__TASK SET__.
1/ Answer these questions from the forum thread:
(a) How much fell in total in the first fall, according to PixelRabbit?
(b) What region does Derrel say the scene is from?
(c) On which side of the picture does timor place the strange tree?
2/ Repeat the stretch of the forum thread from "# First S***" through "couple days, ugh!", word for word.

__SOURCE__.
# First S***



## PixelRabbit (Nov 25, 2015)

And so it begins, we got our first s***fall the other day, all totaled we got about a foot which is now almost all melted and rain forecast for the next couple days, ugh!

Out the upstairs window....



IMG_6861bw-1 by Judi, on Flickr


----------



## weepete (Nov 25, 2015)

Nice! Looks cold


----------



## Derrel (Nov 25, 2015)

I had no idea that s***fall would be censored by the TPF Bad Language Genie!


----------



## Peeb (Nov 25, 2015)

I, too, was surprised that the word s*** would be censored.

I suppose if no one gave a s*** about such things, we would be up s*** creek without a paddle.

Or s***shovel.


----------



## Derrel (Nov 25, 2015)

It's time we write in to the TPF Mod Squad and create a veritable s***storm of complaints! I mean ******nit, this is a pastoral s*** scene, from Eastern Canada! I don't give a s*** who knows it, I'm s***-faced drunk and angry as s*** about this!


----------



## nathan cox (Nov 26, 2015)

I love the shot


----------



## timor (Nov 26, 2015)

Very nice shot ! Quite magical... if not for that strange tree to the right. It grew fast, I didn't noticed it before. .  Nice conversion.

__INFORMATION SHOWN__.
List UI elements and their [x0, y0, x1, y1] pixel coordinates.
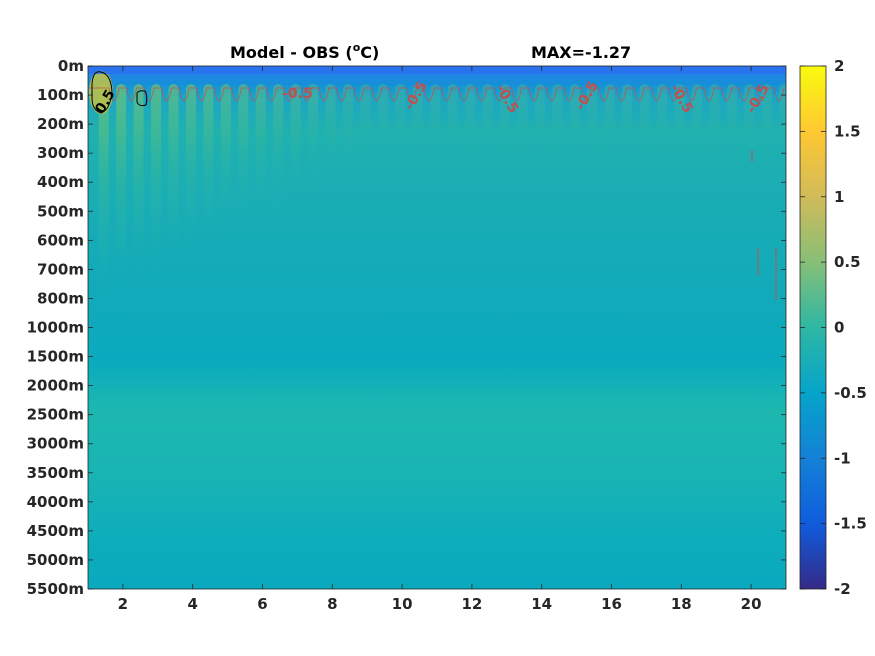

__RESPONSES BY TASK__.
1/
(a) About a foot.
(b) Eastern Canada.
(c) The right.

2/
# First S***



## PixelRabbit (Nov 25, 2015)

And so it begins, we got our first s***fall the other day, all totaled we got about a foot which is now almost all melted and rain forecast for the next couple days, ugh!